Stated goal
Send back the entries below exactly as they appear.

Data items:
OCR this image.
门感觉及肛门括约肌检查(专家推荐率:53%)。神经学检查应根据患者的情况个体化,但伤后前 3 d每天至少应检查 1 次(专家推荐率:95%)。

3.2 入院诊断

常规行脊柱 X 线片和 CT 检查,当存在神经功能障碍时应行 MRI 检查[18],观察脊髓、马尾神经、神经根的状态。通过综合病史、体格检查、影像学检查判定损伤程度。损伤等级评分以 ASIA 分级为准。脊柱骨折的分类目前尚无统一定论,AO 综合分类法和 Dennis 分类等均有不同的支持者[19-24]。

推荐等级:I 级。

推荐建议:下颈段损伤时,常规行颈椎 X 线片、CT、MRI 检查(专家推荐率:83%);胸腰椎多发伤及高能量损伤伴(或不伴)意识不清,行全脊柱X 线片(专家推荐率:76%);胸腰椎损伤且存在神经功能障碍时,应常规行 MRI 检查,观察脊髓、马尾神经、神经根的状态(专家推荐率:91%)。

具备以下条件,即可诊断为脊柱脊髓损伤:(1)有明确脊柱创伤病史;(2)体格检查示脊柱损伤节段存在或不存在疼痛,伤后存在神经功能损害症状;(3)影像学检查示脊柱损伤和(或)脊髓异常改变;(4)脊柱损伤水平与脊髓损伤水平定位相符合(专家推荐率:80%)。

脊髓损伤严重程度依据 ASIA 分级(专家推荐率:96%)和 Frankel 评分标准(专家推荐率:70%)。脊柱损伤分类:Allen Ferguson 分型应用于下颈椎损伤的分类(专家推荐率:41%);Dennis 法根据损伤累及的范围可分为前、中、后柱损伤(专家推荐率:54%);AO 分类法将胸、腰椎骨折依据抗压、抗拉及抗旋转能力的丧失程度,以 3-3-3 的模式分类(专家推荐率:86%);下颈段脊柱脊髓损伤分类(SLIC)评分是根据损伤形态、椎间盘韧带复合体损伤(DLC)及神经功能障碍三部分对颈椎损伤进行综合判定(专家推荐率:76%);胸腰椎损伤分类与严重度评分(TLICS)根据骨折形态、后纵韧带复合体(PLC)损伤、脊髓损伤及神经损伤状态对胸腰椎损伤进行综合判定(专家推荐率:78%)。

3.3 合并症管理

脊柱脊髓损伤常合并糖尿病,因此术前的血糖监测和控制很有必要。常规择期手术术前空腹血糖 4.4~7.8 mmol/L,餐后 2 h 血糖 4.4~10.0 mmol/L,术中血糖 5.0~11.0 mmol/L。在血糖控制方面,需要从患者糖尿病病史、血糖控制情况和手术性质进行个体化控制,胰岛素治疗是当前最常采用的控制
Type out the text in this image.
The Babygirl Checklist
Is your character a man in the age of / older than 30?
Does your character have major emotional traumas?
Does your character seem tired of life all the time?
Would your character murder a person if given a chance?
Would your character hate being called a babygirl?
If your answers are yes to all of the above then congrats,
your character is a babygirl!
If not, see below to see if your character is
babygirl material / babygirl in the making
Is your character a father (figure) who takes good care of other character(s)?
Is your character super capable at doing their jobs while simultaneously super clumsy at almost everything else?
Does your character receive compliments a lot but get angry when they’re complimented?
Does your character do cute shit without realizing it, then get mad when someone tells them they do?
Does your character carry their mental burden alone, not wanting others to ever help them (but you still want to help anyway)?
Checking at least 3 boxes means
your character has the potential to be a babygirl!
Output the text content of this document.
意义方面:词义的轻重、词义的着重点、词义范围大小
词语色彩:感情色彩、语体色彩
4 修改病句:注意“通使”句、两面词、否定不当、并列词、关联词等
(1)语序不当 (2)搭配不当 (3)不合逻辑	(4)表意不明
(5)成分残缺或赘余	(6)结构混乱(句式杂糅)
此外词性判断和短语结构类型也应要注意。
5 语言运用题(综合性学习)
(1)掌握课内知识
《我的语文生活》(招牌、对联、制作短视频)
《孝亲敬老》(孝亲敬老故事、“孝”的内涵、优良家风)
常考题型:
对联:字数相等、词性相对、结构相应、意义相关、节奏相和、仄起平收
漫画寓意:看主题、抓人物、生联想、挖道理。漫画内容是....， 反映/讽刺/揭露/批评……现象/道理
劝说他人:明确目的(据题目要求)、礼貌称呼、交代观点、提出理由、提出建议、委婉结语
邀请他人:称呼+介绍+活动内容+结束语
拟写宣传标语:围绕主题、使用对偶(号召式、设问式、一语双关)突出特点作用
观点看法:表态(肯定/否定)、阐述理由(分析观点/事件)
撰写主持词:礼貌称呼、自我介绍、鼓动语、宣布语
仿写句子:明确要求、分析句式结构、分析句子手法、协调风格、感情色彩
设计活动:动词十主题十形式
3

Written reply
OCR this image.
门感觉及肛门括约肌检查(专家推荐率:53%)。神经学检查应根据患者的情况个体化,但伤后前 3 d每天至少应检查 1 次(专家推荐率:95%)。

3.2 入院诊断

常规行脊柱 X 线片和 CT 检查,当存在神经功能障碍时应行 MRI 检查[18],观察脊髓、马尾神经、神经根的状态。通过综合病史、体格检查、影像学检查判定损伤程度。损伤等级评分以 ASIA 分级为准。脊柱骨折的分类目前尚无统一定论,AO 综合分类法和 Dennis 分类等均有不同的支持者[19-24]。

推荐等级:I 级。

推荐建议:下颈段损伤时,常规行颈椎 X 线片、CT、MRI 检查(专家推荐率:83%);胸腰椎多发伤及高能量损伤伴(或不伴)意识不清,行全脊柱X 线片(专家推荐率:76%);胸腰椎损伤且存在神经功能障碍时,应常规行 MRI 检查,观察脊髓、马尾神经、神经根的状态(专家推荐率:91%)。

具备以下条件,即可诊断为脊柱脊髓损伤:(1)有明确脊柱创伤病史;(2)体格检查示脊柱损伤节段存在或不存在疼痛,伤后存在神经功能损害症状;(3)影像学检查示脊柱损伤和(或)脊髓异常改变;(4)脊柱损伤水平与脊髓损伤水平定位相符合(专家推荐率:80%)。

脊髓损伤严重程度依据 ASIA 分级(专家推荐率:96%)和 Frankel 评分标准(专家推荐率:70%)。脊柱损伤分类:Allen Ferguson 分型应用于下颈椎损伤的分类(专家推荐率:41%);Dennis 法根据损伤累及的范围可分为前、中、后柱损伤(专家推荐率:54%);AO 分类法将胸、腰椎骨折依据抗压、抗拉及抗旋转能力的丧失程度,以 3-3-3 的模式分类(专家推荐率:86%);下颈段脊柱脊髓损伤分类(SLIC)评分是根据损伤形态、椎间盘韧带复合体损伤(DLC)及神经功能障碍三部分对颈椎损伤进行综合判定(专家推荐率:76%);胸腰椎损伤分类与严重度评分(TLICS)根据骨折形态、后纵韧带复合体(PLC)损伤、脊髓损伤及神经损伤状态对胸腰椎损伤进行综合判定(专家推荐率:78%)。

3.3 合并症管理

脊柱脊髓损伤常合并糖尿病,因此术前的血糖监测和控制很有必要。常规择期手术术前空腹血糖 4.4~7.8 mmol/L,餐后 2 h 血糖 4.4~10.0 mmol/L,术中血糖 5.0~11.0 mmol/L。在血糖控制方面,需要从患者糖尿病病史、血糖控制情况和手术性质进行个体化控制,胰岛素治疗是当前最常采用的控制
Type out the text in this image.
The Babygirl Checklist
Is your character a man in the age of / older than 30?
Does your character have major emotional traumas?
Does your character seem tired of life all the time?
Would your character murder a person if given a chance?
Would your character hate being called a babygirl?
If your answers are yes to all of the above then congrats,
your character is a babygirl!
If not, see below to see if your character is
babygirl material / babygirl in the making
Is your character a father (figure) who takes good care of other character(s)?
Is your character super capable at doing their jobs while simultaneously super clumsy at almost everything else?
Does your character receive compliments a lot but get angry when they’re complimented?
Does your character do cute shit without realizing it, then get mad when someone tells them they do?
Does your character carry their mental burden alone, not wanting others to ever help them (but you still want to help anyway)?
Checking at least 3 boxes means
your character has the potential to be a babygirl!
Output the text content of this document.
意义方面:词义的轻重、词义的着重点、词义范围大小
词语色彩:感情色彩、语体色彩
4 修改病句:注意“通使”句、两面词、否定不当、并列词、关联词等
(1)语序不当 (2)搭配不当 (3)不合逻辑	(4)表意不明
(5)成分残缺或赘余	(6)结构混乱(句式杂糅)
此外词性判断和短语结构类型也应要注意。
5 语言运用题(综合性学习)
(1)掌握课内知识
《我的语文生活》(招牌、对联、制作短视频)
《孝亲敬老》(孝亲敬老故事、“孝”的内涵、优良家风)
常考题型:
对联:字数相等、词性相对、结构相应、意义相关、节奏相和、仄起平收
漫画寓意:看主题、抓人物、生联想、挖道理。漫画内容是....， 反映/讽刺/揭露/批评……现象/道理
劝说他人:明确目的(据题目要求)、礼貌称呼、交代观点、提出理由、提出建议、委婉结语
邀请他人:称呼+介绍+活动内容+结束语
拟写宣传标语:围绕主题、使用对偶(号召式、设问式、一语双关)突出特点作用
观点看法:表态(肯定/否定)、阐述理由(分析观点/事件)
撰写主持词:礼貌称呼、自我介绍、鼓动语、宣布语
仿写句子:明确要求、分析句式结构、分析句子手法、协调风格、感情色彩
设计活动:动词十主题十形式
3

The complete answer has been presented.